Dataset records —
>> Begin
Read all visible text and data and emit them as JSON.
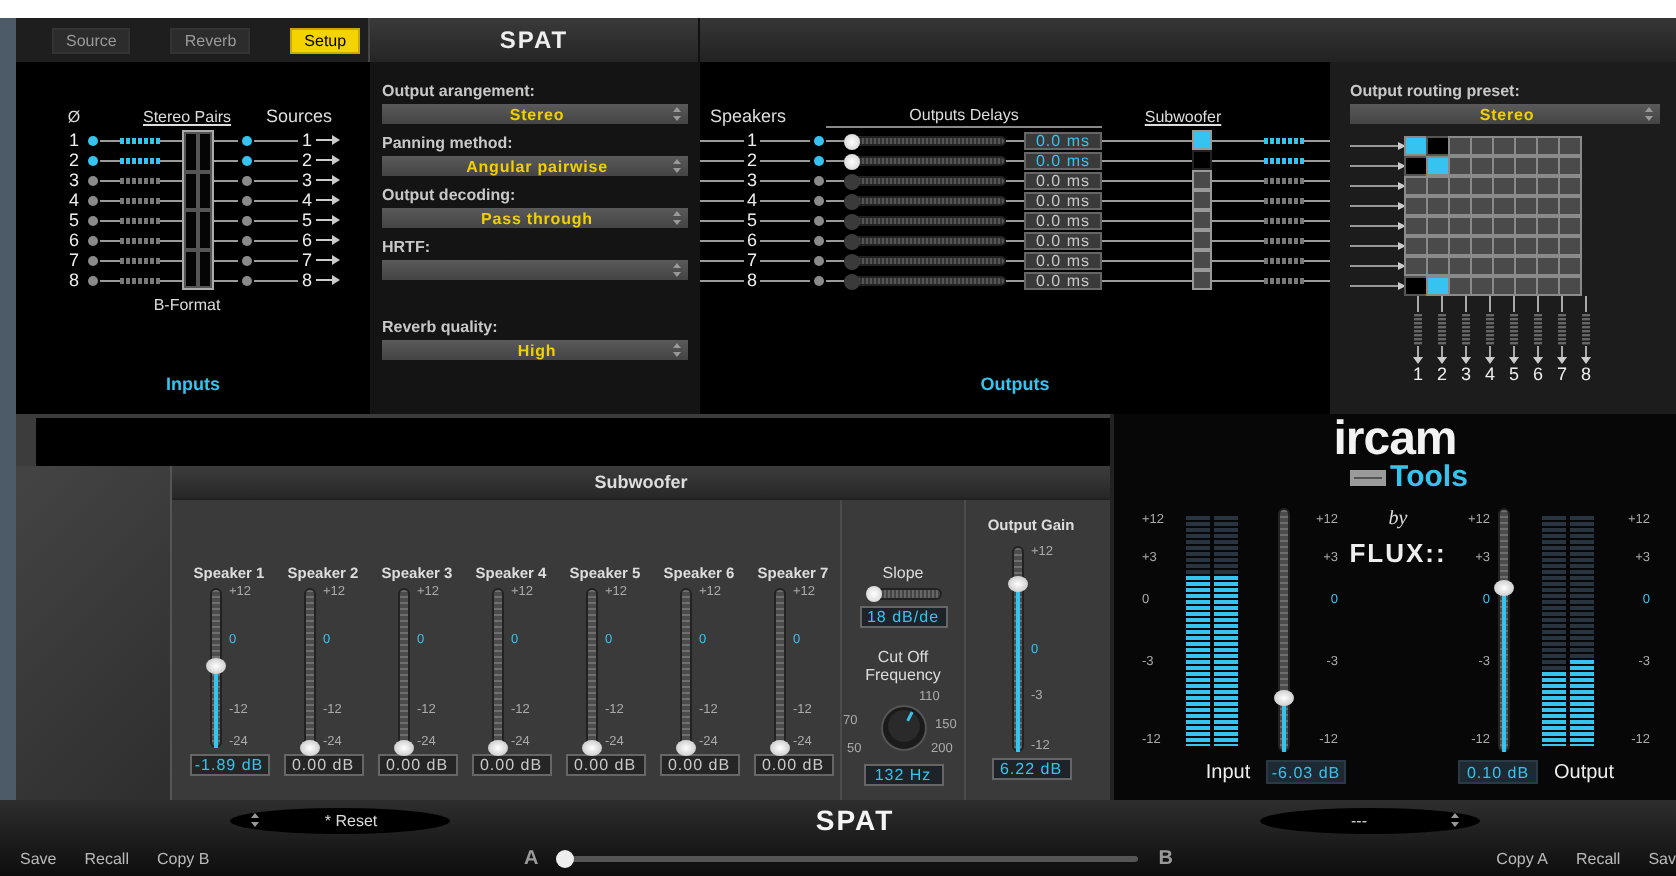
{
  "tabs": [
    {
      "label": "Source",
      "selected": false
    },
    {
      "label": "Reverb",
      "selected": false
    },
    {
      "label": "Setup",
      "selected": true
    }
  ],
  "title": "SPAT",
  "inputs": {
    "phase_label": "Ø",
    "pairs_label": "Stereo Pairs",
    "sources_label": "Sources",
    "format_label": "B-Format",
    "footer": "Inputs",
    "rows": [
      {
        "number": "1",
        "active": true,
        "source": "1"
      },
      {
        "number": "2",
        "active": true,
        "source": "2"
      },
      {
        "number": "3",
        "active": false,
        "source": "3"
      },
      {
        "number": "4",
        "active": false,
        "source": "4"
      },
      {
        "number": "5",
        "active": false,
        "source": "5"
      },
      {
        "number": "6",
        "active": false,
        "source": "6"
      },
      {
        "number": "7",
        "active": false,
        "source": "7"
      },
      {
        "number": "8",
        "active": false,
        "source": "8"
      }
    ]
  },
  "settings": [
    {
      "label": "Output arangement:",
      "value": "Stereo"
    },
    {
      "label": "Panning method:",
      "value": "Angular pairwise"
    },
    {
      "label": "Output decoding:",
      "value": "Pass through"
    },
    {
      "label": "HRTF:"
    },
    {
      "label": "Reverb quality:",
      "value": "High"
    }
  ],
  "outputs": {
    "speakers_label": "Speakers",
    "delays_label": "Outputs Delays",
    "subwoofer_label": "Subwoofer",
    "footer": "Outputs",
    "rows": [
      {
        "number": "1",
        "active": true,
        "level": 0,
        "delay": "0.0 ms",
        "subwoofer_on": true,
        "subwoofer_blocked": false
      },
      {
        "number": "2",
        "active": true,
        "level": 0,
        "delay": "0.0 ms",
        "subwoofer_on": false,
        "subwoofer_blocked": true
      },
      {
        "number": "3",
        "active": false,
        "level": 0,
        "delay": "0.0 ms",
        "subwoofer_on": false,
        "subwoofer_blocked": false
      },
      {
        "number": "4",
        "active": false,
        "level": 0,
        "delay": "0.0 ms",
        "subwoofer_on": false,
        "subwoofer_blocked": false
      },
      {
        "number": "5",
        "active": false,
        "level": 0,
        "delay": "0.0 ms",
        "subwoofer_on": false,
        "subwoofer_blocked": false
      },
      {
        "number": "6",
        "active": false,
        "level": 0,
        "delay": "0.0 ms",
        "subwoofer_on": false,
        "subwoofer_blocked": false
      },
      {
        "number": "7",
        "active": false,
        "level": 0,
        "delay": "0.0 ms",
        "subwoofer_on": false,
        "subwoofer_blocked": false
      },
      {
        "number": "8",
        "active": false,
        "level": 0,
        "delay": "0.0 ms",
        "subwoofer_on": false,
        "subwoofer_blocked": false
      }
    ]
  },
  "routing": {
    "label": "Output routing preset:",
    "value": "Stereo",
    "rows": [
      {
        "cells": [
          {
            "on": true,
            "blocked": false
          },
          {
            "on": false,
            "blocked": true
          },
          {
            "on": false,
            "blocked": false
          },
          {
            "on": false,
            "blocked": false
          },
          {
            "on": false,
            "blocked": false
          },
          {
            "on": false,
            "blocked": false
          },
          {
            "on": false,
            "blocked": false
          },
          {
            "on": false,
            "blocked": false
          }
        ]
      },
      {
        "cells": [
          {
            "on": false,
            "blocked": true
          },
          {
            "on": true,
            "blocked": false
          },
          {
            "on": false,
            "blocked": false
          },
          {
            "on": false,
            "blocked": false
          },
          {
            "on": false,
            "blocked": false
          },
          {
            "on": false,
            "blocked": false
          },
          {
            "on": false,
            "blocked": false
          },
          {
            "on": false,
            "blocked": false
          }
        ]
      },
      {
        "cells": [
          {
            "on": false,
            "blocked": false
          },
          {
            "on": false,
            "blocked": false
          },
          {
            "on": false,
            "blocked": false
          },
          {
            "on": false,
            "blocked": false
          },
          {
            "on": false,
            "blocked": false
          },
          {
            "on": false,
            "blocked": false
          },
          {
            "on": false,
            "blocked": false
          },
          {
            "on": false,
            "blocked": false
          }
        ]
      },
      {
        "cells": [
          {
            "on": false,
            "blocked": false
          },
          {
            "on": false,
            "blocked": false
          },
          {
            "on": false,
            "blocked": false
          },
          {
            "on": false,
            "blocked": false
          },
          {
            "on": false,
            "blocked": false
          },
          {
            "on": false,
            "blocked": false
          },
          {
            "on": false,
            "blocked": false
          },
          {
            "on": false,
            "blocked": false
          }
        ]
      },
      {
        "cells": [
          {
            "on": false,
            "blocked": false
          },
          {
            "on": false,
            "blocked": false
          },
          {
            "on": false,
            "blocked": false
          },
          {
            "on": false,
            "blocked": false
          },
          {
            "on": false,
            "blocked": false
          },
          {
            "on": false,
            "blocked": false
          },
          {
            "on": false,
            "blocked": false
          },
          {
            "on": false,
            "blocked": false
          }
        ]
      },
      {
        "cells": [
          {
            "on": false,
            "blocked": false
          },
          {
            "on": false,
            "blocked": false
          },
          {
            "on": false,
            "blocked": false
          },
          {
            "on": false,
            "blocked": false
          },
          {
            "on": false,
            "blocked": false
          },
          {
            "on": false,
            "blocked": false
          },
          {
            "on": false,
            "blocked": false
          },
          {
            "on": false,
            "blocked": false
          }
        ]
      },
      {
        "cells": [
          {
            "on": false,
            "blocked": false
          },
          {
            "on": false,
            "blocked": false
          },
          {
            "on": false,
            "blocked": false
          },
          {
            "on": false,
            "blocked": false
          },
          {
            "on": false,
            "blocked": false
          },
          {
            "on": false,
            "blocked": false
          },
          {
            "on": false,
            "blocked": false
          },
          {
            "on": false,
            "blocked": false
          }
        ]
      },
      {
        "cells": [
          {
            "on": false,
            "blocked": true
          },
          {
            "on": true,
            "blocked": false
          },
          {
            "on": false,
            "blocked": false
          },
          {
            "on": false,
            "blocked": false
          },
          {
            "on": false,
            "blocked": false
          },
          {
            "on": false,
            "blocked": false
          },
          {
            "on": false,
            "blocked": false
          },
          {
            "on": false,
            "blocked": false
          }
        ]
      }
    ],
    "outputs": [
      "1",
      "2",
      "3",
      "4",
      "5",
      "6",
      "7",
      "8"
    ]
  },
  "subwoofer": {
    "title": "Subwoofer",
    "speakers": [
      {
        "name": "Speaker 1",
        "active": true,
        "level": 0.51,
        "reading": "-1.89 dB",
        "scale": [
          "+12",
          "0",
          "-12",
          "-24"
        ]
      },
      {
        "name": "Speaker 2",
        "active": false,
        "level": 0,
        "reading": "0.00 dB",
        "scale": [
          "+12",
          "0",
          "-12",
          "-24"
        ]
      },
      {
        "name": "Speaker 3",
        "active": false,
        "level": 0,
        "reading": "0.00 dB",
        "scale": [
          "+12",
          "0",
          "-12",
          "-24"
        ]
      },
      {
        "name": "Speaker 4",
        "active": false,
        "level": 0,
        "reading": "0.00 dB",
        "scale": [
          "+12",
          "0",
          "-12",
          "-24"
        ]
      },
      {
        "name": "Speaker 5",
        "active": false,
        "level": 0,
        "reading": "0.00 dB",
        "scale": [
          "+12",
          "0",
          "-12",
          "-24"
        ]
      },
      {
        "name": "Speaker 6",
        "active": false,
        "level": 0,
        "reading": "0.00 dB",
        "scale": [
          "+12",
          "0",
          "-12",
          "-24"
        ]
      },
      {
        "name": "Speaker 7",
        "active": false,
        "level": 0,
        "reading": "0.00 dB",
        "scale": [
          "+12",
          "0",
          "-12",
          "-24"
        ]
      }
    ],
    "slope": {
      "label": "Slope",
      "level": 0,
      "reading": "18 dB/de"
    },
    "cutoff": {
      "label": "Cut Off Frequency",
      "level": 0.6,
      "ticks": [
        "50",
        "70",
        "110",
        "150",
        "200"
      ],
      "reading": "132 Hz"
    },
    "output_gain": {
      "label": "Output Gain",
      "level": 0.82,
      "reading": "6.22 dB",
      "scale": [
        "+12",
        "0",
        "-3",
        "-12"
      ]
    }
  },
  "logo": {
    "name": "ircam",
    "suffix": "Tools",
    "by": "by",
    "maker": "FLUX::"
  },
  "meters": [
    {
      "kind": "input",
      "label": "Input",
      "reading": "-6.03 dB",
      "level": 0.22,
      "meter_scale": [
        "+12",
        "+3",
        "0",
        "-3",
        "-12"
      ],
      "fader_scale": [
        "+12",
        "+3",
        "0",
        "-3",
        "-12"
      ],
      "meters": [
        {
          "level": 0.74
        },
        {
          "level": 0.74
        }
      ]
    },
    {
      "kind": "output",
      "label": "Output",
      "reading": "0.10 dB",
      "level": 0.67,
      "meter_scale": [
        "+12",
        "+3",
        "0",
        "-3",
        "-12"
      ],
      "fader_scale": [
        "+12",
        "+3",
        "0",
        "-3",
        "-12"
      ],
      "meters": [
        {
          "level": 0.33
        },
        {
          "level": 0.37
        }
      ]
    }
  ],
  "footer": {
    "left_buttons": [
      "Save",
      "Recall",
      "Copy B"
    ],
    "left_preset": "* Reset",
    "title": "SPAT",
    "morph": {
      "a": "A",
      "b": "B",
      "level": 0
    },
    "right_preset": "---",
    "right_buttons": [
      "Copy A",
      "Recall",
      "Sav"
    ]
  }
}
>> End
GOAL — From the listing, copy each line containing the word "Stereo".

OUTPUT OF THE EXERCISE —
    "pairs_label": "Stereo Pairs",
      "value": "Stereo"
    "value": "Stereo",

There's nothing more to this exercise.